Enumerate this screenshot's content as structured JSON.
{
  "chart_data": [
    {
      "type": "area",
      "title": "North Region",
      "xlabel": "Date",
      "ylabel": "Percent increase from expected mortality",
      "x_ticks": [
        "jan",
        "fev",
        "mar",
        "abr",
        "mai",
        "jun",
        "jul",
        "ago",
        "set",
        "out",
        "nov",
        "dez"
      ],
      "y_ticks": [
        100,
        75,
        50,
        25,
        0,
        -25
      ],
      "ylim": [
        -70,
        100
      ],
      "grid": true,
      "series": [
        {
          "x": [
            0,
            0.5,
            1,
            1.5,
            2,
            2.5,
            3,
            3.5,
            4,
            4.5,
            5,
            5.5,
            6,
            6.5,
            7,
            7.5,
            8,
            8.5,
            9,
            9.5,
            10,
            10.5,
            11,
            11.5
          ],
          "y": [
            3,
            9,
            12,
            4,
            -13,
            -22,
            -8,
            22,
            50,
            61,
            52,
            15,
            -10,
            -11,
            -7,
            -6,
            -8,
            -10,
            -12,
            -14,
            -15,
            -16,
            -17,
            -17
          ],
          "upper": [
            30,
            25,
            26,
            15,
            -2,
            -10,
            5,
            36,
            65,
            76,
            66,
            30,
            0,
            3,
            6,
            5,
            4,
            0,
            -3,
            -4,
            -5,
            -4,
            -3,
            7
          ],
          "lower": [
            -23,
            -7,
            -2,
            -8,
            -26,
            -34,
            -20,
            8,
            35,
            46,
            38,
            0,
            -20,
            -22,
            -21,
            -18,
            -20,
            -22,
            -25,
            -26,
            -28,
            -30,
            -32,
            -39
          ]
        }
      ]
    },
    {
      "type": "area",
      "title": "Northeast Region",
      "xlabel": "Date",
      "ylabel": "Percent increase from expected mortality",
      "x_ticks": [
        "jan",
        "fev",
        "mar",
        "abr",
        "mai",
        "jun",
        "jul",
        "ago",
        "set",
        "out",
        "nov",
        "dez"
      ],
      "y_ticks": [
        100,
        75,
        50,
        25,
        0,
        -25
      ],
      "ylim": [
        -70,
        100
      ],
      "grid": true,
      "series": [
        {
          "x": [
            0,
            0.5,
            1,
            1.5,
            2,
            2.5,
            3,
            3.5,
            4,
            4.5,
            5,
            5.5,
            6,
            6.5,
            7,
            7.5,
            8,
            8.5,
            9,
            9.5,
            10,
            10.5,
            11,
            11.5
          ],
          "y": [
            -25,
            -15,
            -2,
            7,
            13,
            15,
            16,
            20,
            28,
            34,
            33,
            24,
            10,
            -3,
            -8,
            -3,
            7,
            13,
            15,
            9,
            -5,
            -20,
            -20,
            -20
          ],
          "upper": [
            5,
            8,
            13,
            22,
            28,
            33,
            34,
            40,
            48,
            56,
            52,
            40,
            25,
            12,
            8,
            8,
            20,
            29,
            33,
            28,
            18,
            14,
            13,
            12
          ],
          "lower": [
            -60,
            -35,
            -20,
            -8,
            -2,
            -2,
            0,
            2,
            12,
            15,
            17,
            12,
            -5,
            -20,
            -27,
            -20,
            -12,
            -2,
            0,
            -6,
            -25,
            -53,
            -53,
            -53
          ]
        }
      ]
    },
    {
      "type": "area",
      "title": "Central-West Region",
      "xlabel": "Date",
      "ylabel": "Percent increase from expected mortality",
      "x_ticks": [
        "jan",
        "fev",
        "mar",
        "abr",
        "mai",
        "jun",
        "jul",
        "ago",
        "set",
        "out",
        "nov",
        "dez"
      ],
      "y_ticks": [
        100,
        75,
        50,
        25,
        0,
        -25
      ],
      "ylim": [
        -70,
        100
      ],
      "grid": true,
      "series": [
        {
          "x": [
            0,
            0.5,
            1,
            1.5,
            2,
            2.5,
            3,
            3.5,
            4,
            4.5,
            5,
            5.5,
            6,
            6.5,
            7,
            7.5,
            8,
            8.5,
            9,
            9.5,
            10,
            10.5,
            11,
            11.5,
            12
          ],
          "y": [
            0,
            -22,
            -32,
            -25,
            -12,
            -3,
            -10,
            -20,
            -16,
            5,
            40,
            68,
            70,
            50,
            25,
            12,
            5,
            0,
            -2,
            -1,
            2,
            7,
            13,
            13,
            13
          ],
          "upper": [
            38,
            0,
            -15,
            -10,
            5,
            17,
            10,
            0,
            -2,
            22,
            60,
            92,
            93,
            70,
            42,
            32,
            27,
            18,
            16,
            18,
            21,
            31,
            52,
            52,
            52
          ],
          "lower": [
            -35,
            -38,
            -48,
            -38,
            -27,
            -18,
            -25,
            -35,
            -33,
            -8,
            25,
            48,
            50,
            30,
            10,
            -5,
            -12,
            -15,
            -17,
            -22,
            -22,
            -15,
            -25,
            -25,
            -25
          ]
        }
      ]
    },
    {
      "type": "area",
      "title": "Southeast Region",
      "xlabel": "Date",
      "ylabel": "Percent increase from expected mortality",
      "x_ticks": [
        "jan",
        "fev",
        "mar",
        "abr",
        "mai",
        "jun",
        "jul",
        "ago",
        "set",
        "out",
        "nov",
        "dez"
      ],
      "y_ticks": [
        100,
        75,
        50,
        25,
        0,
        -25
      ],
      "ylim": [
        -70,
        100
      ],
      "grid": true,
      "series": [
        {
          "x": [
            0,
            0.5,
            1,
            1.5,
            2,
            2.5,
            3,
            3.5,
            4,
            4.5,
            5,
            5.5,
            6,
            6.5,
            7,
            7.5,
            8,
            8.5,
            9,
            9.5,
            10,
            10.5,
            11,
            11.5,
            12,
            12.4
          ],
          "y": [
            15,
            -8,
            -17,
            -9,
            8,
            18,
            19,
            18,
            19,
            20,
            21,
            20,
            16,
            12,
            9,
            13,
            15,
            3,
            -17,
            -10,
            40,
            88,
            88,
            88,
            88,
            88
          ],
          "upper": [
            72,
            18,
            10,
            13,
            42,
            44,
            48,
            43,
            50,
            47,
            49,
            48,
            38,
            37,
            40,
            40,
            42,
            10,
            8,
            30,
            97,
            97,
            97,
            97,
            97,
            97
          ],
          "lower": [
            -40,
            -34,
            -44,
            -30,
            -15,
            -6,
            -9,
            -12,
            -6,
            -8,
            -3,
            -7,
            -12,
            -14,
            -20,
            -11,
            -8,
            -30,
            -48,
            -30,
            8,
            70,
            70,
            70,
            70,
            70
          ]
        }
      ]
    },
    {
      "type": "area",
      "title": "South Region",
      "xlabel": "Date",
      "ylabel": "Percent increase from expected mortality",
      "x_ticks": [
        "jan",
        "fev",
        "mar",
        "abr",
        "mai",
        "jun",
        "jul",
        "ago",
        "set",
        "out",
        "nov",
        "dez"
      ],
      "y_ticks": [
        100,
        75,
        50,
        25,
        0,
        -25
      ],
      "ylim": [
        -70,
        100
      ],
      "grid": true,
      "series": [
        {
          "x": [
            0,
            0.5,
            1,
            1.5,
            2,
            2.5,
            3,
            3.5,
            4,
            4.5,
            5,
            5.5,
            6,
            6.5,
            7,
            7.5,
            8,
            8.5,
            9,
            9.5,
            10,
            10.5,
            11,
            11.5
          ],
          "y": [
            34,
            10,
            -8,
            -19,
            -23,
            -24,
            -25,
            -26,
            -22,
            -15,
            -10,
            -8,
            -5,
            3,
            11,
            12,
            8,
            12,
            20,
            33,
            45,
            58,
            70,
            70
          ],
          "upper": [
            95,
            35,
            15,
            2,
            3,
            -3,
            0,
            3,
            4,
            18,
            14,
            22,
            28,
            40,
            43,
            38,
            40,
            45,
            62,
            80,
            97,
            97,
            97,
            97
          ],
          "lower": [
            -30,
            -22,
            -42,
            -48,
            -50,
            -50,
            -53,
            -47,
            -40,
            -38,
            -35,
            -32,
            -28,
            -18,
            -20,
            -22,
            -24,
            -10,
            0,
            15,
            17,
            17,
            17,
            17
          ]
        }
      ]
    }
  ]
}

--------------------------------------------------

§ **BRIEF**
Work out how many lines of the material above contain the word "title", then give only that figure.

§ **RIGHT ANSWER**
5